§ Task to complete: Find how many lines hold the word "gewest". Give only the number.
==== Records shown
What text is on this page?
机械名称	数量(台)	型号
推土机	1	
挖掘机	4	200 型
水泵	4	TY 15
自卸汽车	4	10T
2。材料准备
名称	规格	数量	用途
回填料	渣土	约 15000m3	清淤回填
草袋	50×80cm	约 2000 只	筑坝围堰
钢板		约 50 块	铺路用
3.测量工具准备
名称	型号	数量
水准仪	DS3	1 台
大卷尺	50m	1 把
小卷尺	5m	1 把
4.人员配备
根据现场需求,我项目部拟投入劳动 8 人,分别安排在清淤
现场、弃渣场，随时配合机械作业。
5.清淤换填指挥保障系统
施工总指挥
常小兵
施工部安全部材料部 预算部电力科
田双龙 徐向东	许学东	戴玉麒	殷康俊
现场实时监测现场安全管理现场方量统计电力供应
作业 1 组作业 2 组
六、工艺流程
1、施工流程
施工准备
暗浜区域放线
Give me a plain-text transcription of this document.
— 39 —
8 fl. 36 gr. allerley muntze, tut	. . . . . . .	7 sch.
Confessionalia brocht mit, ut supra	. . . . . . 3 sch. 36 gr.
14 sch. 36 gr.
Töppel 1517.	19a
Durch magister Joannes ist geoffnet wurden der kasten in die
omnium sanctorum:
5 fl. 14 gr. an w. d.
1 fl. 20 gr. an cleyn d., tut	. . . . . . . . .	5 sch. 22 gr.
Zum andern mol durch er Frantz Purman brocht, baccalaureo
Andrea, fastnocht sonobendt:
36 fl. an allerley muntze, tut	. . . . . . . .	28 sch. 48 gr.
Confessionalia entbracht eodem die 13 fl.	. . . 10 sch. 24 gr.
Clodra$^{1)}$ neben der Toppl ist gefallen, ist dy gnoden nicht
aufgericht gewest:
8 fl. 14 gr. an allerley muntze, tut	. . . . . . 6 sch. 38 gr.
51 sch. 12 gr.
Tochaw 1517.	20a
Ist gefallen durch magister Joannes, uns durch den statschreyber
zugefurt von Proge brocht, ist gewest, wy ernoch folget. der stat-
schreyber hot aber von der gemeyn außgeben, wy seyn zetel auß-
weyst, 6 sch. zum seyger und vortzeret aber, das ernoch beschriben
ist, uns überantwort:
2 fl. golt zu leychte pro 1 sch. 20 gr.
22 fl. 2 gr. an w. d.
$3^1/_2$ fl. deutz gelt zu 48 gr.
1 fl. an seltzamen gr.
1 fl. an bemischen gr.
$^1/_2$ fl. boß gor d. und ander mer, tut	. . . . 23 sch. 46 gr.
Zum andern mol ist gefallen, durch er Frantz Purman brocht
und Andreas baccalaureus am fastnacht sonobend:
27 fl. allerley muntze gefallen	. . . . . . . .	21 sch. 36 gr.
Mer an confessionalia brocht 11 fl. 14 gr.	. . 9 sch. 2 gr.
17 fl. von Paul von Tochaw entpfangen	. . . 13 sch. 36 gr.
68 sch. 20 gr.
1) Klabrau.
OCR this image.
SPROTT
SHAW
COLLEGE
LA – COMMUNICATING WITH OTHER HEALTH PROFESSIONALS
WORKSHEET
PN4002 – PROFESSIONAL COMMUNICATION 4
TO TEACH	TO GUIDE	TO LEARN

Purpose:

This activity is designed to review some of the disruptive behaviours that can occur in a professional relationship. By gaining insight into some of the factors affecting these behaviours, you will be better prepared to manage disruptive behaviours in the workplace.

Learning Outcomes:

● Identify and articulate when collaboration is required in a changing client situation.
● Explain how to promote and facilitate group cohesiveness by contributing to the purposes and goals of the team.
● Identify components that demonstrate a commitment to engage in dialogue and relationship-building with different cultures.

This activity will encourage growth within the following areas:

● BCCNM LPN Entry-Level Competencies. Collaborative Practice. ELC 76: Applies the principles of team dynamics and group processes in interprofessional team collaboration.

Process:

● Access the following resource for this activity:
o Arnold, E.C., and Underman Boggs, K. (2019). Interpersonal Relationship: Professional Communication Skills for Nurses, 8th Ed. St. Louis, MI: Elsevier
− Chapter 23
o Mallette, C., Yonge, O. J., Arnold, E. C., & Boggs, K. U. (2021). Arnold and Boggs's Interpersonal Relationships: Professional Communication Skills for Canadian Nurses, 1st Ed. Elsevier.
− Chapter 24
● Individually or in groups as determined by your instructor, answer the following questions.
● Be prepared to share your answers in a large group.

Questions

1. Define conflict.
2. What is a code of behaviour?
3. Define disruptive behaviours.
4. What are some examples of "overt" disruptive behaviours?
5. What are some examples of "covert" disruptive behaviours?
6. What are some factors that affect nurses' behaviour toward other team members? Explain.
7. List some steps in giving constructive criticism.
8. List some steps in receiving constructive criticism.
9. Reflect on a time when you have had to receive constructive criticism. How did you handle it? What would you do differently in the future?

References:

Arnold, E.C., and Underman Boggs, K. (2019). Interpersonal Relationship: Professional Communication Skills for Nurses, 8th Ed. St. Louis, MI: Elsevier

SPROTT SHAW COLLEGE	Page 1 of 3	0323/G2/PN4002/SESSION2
========
§ Answer: 2